**Short task:**
Pick out every line with the word "husband" and copy it.

**Information given:**
%%

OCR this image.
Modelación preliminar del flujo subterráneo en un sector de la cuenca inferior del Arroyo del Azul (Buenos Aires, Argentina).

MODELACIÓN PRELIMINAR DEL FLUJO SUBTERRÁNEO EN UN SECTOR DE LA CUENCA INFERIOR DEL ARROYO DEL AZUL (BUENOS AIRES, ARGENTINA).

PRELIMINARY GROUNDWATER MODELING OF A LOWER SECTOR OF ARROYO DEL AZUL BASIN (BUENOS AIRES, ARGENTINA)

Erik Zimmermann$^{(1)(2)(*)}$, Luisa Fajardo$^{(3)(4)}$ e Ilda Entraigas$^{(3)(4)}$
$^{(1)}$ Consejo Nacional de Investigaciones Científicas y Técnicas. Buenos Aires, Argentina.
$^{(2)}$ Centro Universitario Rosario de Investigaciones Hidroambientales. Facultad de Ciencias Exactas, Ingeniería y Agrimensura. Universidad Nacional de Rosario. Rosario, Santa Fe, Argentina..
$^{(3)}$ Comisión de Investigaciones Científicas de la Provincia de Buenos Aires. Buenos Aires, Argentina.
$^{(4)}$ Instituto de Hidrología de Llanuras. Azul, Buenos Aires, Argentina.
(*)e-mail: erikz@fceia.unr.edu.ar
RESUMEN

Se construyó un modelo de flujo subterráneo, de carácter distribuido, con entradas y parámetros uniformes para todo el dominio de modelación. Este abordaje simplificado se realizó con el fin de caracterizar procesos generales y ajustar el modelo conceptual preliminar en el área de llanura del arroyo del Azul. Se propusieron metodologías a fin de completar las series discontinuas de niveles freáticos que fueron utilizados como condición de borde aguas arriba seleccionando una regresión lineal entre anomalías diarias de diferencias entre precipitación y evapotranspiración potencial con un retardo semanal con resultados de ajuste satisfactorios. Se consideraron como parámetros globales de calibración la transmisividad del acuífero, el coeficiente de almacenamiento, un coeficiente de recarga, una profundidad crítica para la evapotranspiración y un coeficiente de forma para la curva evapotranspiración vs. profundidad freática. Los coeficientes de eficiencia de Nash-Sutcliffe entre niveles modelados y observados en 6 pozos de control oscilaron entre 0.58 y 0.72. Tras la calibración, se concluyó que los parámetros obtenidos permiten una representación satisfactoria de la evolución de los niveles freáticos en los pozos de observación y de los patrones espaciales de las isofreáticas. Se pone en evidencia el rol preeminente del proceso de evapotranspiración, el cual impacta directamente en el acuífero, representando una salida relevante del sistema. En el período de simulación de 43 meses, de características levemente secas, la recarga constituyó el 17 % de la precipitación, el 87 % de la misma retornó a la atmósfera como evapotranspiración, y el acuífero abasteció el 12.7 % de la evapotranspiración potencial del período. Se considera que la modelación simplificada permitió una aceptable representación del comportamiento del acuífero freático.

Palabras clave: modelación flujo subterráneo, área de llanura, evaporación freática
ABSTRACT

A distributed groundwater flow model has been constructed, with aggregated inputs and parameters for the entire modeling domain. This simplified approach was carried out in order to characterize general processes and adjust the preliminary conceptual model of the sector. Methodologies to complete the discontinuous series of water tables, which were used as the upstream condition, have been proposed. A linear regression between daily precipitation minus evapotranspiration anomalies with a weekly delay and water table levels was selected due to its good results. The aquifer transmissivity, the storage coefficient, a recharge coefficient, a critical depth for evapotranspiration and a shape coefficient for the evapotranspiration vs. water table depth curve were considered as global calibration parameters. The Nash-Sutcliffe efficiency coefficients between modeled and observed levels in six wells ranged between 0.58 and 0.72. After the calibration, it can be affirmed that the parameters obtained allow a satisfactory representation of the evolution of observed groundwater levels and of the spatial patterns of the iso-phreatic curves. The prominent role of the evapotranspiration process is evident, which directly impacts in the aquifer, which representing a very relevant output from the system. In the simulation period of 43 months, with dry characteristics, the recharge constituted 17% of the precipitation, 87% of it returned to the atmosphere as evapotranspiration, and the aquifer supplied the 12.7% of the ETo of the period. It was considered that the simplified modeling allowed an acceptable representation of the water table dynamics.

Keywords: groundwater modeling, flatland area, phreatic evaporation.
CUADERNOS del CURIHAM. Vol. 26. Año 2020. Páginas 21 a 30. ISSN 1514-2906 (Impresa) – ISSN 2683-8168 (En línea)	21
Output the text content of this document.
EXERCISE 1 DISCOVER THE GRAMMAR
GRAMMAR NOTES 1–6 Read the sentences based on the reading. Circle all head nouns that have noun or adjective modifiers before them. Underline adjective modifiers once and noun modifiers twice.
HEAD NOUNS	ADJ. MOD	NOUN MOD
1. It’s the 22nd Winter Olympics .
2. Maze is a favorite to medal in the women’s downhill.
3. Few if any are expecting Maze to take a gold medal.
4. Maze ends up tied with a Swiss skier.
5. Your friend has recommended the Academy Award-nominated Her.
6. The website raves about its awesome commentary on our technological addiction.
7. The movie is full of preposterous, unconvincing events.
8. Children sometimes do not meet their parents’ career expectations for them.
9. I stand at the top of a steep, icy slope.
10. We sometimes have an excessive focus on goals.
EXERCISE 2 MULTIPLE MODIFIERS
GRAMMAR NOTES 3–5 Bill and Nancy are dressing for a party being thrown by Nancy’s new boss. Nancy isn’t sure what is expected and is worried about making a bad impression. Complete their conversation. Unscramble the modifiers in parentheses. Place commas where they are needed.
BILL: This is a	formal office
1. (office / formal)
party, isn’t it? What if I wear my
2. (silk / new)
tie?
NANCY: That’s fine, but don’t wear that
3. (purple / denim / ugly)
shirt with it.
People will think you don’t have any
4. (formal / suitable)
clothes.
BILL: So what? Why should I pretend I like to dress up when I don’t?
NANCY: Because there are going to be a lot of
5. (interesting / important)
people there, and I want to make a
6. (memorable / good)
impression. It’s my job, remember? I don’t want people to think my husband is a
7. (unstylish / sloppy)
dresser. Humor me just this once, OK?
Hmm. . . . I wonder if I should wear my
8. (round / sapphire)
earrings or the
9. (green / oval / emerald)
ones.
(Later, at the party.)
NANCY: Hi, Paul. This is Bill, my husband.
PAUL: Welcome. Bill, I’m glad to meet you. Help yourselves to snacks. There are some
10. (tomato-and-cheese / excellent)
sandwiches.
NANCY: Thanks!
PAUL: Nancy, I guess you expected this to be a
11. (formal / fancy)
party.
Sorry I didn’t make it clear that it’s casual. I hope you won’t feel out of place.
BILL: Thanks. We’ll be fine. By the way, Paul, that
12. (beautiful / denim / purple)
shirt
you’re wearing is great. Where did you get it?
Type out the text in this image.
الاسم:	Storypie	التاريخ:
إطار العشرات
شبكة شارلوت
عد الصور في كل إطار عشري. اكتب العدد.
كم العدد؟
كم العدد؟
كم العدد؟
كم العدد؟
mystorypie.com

%%

**The response:**
impression. It’s my job, remember? I don’t want people to think my husband is a
NANCY: Hi, Paul. This is Bill, my husband.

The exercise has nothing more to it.